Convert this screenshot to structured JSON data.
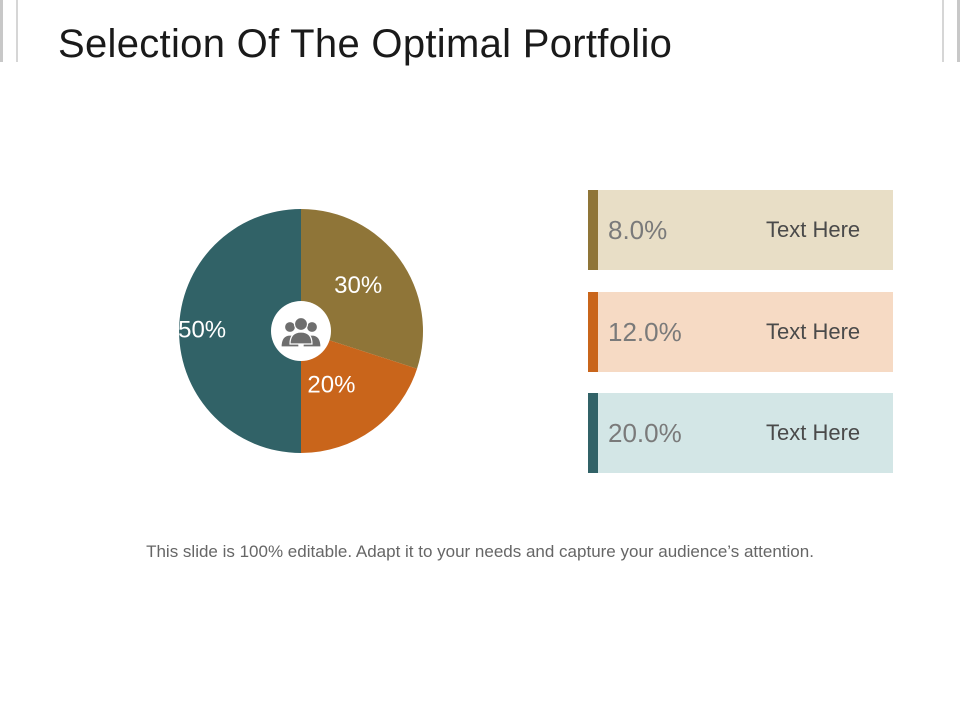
{
  "slide": {
    "title": "Selection Of The Optimal Portfolio",
    "footer": "This slide is 100% editable. Adapt it to your needs and capture your audience’s attention."
  },
  "chart_data": {
    "type": "pie",
    "title": "",
    "slices": [
      {
        "label": "30%",
        "value": 30,
        "color": "#8f7538"
      },
      {
        "label": "20%",
        "value": 20,
        "color": "#c9651b"
      },
      {
        "label": "50%",
        "value": 50,
        "color": "#316267"
      }
    ],
    "center_icon": "people-group-icon"
  },
  "panels": [
    {
      "value": "8.0%",
      "text": "Text Here",
      "accent": "#8f7538",
      "background": "#e8dec6"
    },
    {
      "value": "12.0%",
      "text": "Text Here",
      "accent": "#c9651b",
      "background": "#f6dac4"
    },
    {
      "value": "20.0%",
      "text": "Text Here",
      "accent": "#316267",
      "background": "#d3e6e6"
    }
  ]
}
◇ ◇ ◇ ◇ ◇
◆ Written task ◆
Restate the full listing verbatim and drop every picture.

◆ Solved problem ◆
Convert this screenshot to structured JSON data.
{
  "slide": {
    "title": "Selection Of The Optimal Portfolio",
    "footer": "This slide is 100% editable. Adapt it to your needs and capture your audience’s attention."
  },
  "chart_data": {
    "type": "pie",
    "title": "",
    "slices": [
      {
        "label": "30%",
        "value": 30,
        "color": "#8f7538"
      },
      {
        "label": "20%",
        "value": 20,
        "color": "#c9651b"
      },
      {
        "label": "50%",
        "value": 50,
        "color": "#316267"
      }
    ],
    "center_icon": "people-group-icon"
  },
  "panels": [
    {
      "value": "8.0%",
      "text": "Text Here",
      "accent": "#8f7538",
      "background": "#e8dec6"
    },
    {
      "value": "12.0%",
      "text": "Text Here",
      "accent": "#c9651b",
      "background": "#f6dac4"
    },
    {
      "value": "20.0%",
      "text": "Text Here",
      "accent": "#316267",
      "background": "#d3e6e6"
    }
  ]
}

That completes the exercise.